**Your objective:** Every record below should be printed exactly as it appears.

**Raw data:**
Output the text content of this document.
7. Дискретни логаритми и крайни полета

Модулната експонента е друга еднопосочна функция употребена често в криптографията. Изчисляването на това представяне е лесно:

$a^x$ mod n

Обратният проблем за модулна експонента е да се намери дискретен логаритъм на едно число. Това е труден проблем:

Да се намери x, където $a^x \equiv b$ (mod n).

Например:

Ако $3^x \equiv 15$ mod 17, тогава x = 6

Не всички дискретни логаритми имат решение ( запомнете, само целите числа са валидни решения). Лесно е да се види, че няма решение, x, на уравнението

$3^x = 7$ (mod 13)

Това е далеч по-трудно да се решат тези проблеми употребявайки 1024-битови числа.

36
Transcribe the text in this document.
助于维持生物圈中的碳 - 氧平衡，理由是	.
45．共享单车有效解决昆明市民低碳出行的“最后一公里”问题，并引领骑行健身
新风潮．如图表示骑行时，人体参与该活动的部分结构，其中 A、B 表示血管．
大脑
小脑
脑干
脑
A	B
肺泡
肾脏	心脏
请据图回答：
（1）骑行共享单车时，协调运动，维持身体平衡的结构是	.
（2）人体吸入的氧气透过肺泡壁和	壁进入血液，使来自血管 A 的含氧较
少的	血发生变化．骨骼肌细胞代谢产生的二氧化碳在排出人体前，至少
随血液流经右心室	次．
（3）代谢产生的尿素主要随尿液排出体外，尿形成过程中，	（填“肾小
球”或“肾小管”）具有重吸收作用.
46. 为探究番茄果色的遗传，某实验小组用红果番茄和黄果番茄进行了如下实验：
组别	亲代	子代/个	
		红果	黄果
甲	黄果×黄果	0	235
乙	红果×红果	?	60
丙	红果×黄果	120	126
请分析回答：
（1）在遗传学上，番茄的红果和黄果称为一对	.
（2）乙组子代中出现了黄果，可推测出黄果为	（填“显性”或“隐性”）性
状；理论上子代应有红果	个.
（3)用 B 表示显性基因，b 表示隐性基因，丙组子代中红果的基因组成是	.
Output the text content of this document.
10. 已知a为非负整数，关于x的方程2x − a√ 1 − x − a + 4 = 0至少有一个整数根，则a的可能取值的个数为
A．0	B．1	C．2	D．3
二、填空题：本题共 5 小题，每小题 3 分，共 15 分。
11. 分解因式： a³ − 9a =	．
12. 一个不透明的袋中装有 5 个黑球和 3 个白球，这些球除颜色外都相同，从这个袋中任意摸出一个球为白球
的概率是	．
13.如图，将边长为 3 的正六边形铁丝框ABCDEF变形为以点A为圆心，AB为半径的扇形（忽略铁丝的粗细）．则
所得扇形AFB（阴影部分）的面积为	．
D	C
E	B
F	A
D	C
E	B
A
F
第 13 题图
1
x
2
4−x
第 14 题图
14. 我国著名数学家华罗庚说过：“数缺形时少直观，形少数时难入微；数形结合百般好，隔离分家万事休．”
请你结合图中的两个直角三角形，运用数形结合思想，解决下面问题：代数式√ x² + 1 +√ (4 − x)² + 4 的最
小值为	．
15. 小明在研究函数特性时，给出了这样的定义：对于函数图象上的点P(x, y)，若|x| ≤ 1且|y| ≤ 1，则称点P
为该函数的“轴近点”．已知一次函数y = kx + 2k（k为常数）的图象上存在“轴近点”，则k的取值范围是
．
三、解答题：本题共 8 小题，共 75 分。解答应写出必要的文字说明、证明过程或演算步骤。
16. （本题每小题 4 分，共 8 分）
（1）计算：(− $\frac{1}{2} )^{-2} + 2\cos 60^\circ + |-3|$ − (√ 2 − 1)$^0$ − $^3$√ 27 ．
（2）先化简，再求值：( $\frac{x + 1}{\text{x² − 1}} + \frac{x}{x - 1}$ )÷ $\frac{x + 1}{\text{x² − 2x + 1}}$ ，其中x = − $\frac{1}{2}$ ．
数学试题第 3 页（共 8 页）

**Answer for the task:**
Output the text content of this document.
7. Дискретни логаритми и крайни полета

Модулната експонента е друга еднопосочна функция употребена често в криптографията. Изчисляването на това представяне е лесно:

$a^x$ mod n

Обратният проблем за модулна експонента е да се намери дискретен логаритъм на едно число. Това е труден проблем:

Да се намери x, където $a^x \equiv b$ (mod n).

Например:

Ако $3^x \equiv 15$ mod 17, тогава x = 6

Не всички дискретни логаритми имат решение ( запомнете, само целите числа са валидни решения). Лесно е да се види, че няма решение, x, на уравнението

$3^x = 7$ (mod 13)

Това е далеч по-трудно да се решат тези проблеми употребявайки 1024-битови числа.

36
Transcribe the text in this document.
助于维持生物圈中的碳 - 氧平衡，理由是	.
45．共享单车有效解决昆明市民低碳出行的“最后一公里”问题，并引领骑行健身
新风潮．如图表示骑行时，人体参与该活动的部分结构，其中 A、B 表示血管．
大脑
小脑
脑干
脑
A	B
肺泡
肾脏	心脏
请据图回答：
（1）骑行共享单车时，协调运动，维持身体平衡的结构是	.
（2）人体吸入的氧气透过肺泡壁和	壁进入血液，使来自血管 A 的含氧较
少的	血发生变化．骨骼肌细胞代谢产生的二氧化碳在排出人体前，至少
随血液流经右心室	次．
（3）代谢产生的尿素主要随尿液排出体外，尿形成过程中，	（填“肾小
球”或“肾小管”）具有重吸收作用.
46. 为探究番茄果色的遗传，某实验小组用红果番茄和黄果番茄进行了如下实验：
组别	亲代	子代/个	
		红果	黄果
甲	黄果×黄果	0	235
乙	红果×红果	?	60
丙	红果×黄果	120	126
请分析回答：
（1）在遗传学上，番茄的红果和黄果称为一对	.
（2）乙组子代中出现了黄果，可推测出黄果为	（填“显性”或“隐性”）性
状；理论上子代应有红果	个.
（3)用 B 表示显性基因，b 表示隐性基因，丙组子代中红果的基因组成是	.
Output the text content of this document.
10. 已知a为非负整数，关于x的方程2x − a√ 1 − x − a + 4 = 0至少有一个整数根，则a的可能取值的个数为
A．0	B．1	C．2	D．3
二、填空题：本题共 5 小题，每小题 3 分，共 15 分。
11. 分解因式： a³ − 9a =	．
12. 一个不透明的袋中装有 5 个黑球和 3 个白球，这些球除颜色外都相同，从这个袋中任意摸出一个球为白球
的概率是	．
13.如图，将边长为 3 的正六边形铁丝框ABCDEF变形为以点A为圆心，AB为半径的扇形（忽略铁丝的粗细）．则
所得扇形AFB（阴影部分）的面积为	．
D	C
E	B
F	A
D	C
E	B
A
F
第 13 题图
1
x
2
4−x
第 14 题图
14. 我国著名数学家华罗庚说过：“数缺形时少直观，形少数时难入微；数形结合百般好，隔离分家万事休．”
请你结合图中的两个直角三角形，运用数形结合思想，解决下面问题：代数式√ x² + 1 +√ (4 − x)² + 4 的最
小值为	．
15. 小明在研究函数特性时，给出了这样的定义：对于函数图象上的点P(x, y)，若|x| ≤ 1且|y| ≤ 1，则称点P
为该函数的“轴近点”．已知一次函数y = kx + 2k（k为常数）的图象上存在“轴近点”，则k的取值范围是
．
三、解答题：本题共 8 小题，共 75 分。解答应写出必要的文字说明、证明过程或演算步骤。
16. （本题每小题 4 分，共 8 分）
（1）计算：(− $\frac{1}{2} )^{-2} + 2\cos 60^\circ + |-3|$ − (√ 2 − 1)$^0$ − $^3$√ 27 ．
（2）先化简，再求值：( $\frac{x + 1}{\text{x² − 1}} + \frac{x}{x - 1}$ )÷ $\frac{x + 1}{\text{x² − 2x + 1}}$ ，其中x = − $\frac{1}{2}$ ．
数学试题第 3 页（共 8 页）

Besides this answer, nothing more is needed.